» WHAT THE TASK REQUIRES
Search the listing for "della" and copy every line where it appears.

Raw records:
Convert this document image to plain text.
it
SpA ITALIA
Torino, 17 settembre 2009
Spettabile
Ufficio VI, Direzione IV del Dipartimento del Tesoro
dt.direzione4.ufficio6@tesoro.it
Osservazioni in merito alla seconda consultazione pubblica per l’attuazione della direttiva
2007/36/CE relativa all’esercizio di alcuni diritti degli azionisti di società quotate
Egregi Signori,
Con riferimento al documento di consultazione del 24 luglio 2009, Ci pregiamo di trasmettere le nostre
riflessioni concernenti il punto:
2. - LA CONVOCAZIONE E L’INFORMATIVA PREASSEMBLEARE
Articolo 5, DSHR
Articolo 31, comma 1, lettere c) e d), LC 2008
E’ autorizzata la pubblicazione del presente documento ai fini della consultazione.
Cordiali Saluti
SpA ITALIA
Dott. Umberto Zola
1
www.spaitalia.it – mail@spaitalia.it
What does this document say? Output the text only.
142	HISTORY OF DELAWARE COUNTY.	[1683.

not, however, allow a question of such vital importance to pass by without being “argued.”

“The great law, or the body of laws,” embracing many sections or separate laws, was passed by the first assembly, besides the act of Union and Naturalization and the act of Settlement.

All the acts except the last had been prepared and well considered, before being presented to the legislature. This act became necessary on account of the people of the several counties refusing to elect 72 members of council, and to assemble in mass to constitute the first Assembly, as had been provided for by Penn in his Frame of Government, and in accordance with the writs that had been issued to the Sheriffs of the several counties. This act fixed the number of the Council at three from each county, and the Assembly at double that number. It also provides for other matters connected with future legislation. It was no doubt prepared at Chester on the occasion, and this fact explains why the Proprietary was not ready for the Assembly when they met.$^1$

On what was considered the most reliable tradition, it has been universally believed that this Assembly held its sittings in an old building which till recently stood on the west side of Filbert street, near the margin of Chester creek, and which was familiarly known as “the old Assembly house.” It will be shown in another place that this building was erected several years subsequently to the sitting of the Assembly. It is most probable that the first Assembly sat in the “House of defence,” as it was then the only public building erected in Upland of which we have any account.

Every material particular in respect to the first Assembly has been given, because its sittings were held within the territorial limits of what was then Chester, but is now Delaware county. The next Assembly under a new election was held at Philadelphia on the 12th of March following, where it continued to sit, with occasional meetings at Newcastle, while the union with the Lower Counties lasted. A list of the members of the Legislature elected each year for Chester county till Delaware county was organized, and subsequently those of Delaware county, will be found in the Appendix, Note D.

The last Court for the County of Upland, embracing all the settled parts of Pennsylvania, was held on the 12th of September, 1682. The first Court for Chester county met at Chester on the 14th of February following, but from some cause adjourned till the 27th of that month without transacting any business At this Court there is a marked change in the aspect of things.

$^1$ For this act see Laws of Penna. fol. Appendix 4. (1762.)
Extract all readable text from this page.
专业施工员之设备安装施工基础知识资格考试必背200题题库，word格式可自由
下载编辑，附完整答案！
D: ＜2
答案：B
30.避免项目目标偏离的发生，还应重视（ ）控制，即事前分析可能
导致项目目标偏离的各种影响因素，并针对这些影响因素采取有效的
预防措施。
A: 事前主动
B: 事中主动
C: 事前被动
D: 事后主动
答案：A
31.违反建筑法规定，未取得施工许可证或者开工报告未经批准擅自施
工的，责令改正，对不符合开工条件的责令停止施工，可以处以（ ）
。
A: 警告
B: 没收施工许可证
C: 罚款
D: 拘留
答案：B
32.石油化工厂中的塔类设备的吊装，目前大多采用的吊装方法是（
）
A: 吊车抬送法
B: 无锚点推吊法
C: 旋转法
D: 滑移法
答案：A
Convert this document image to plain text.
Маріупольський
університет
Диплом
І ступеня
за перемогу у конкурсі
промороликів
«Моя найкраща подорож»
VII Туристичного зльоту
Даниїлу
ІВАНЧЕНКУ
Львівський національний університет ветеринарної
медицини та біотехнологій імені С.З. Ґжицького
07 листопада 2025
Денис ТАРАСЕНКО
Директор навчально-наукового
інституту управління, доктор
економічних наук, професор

» RESULT
Osservazioni in merito alla seconda consultazione pubblica per l’attuazione della direttiva
E’ autorizzata la pubblicazione del presente documento ai fini della consultazione.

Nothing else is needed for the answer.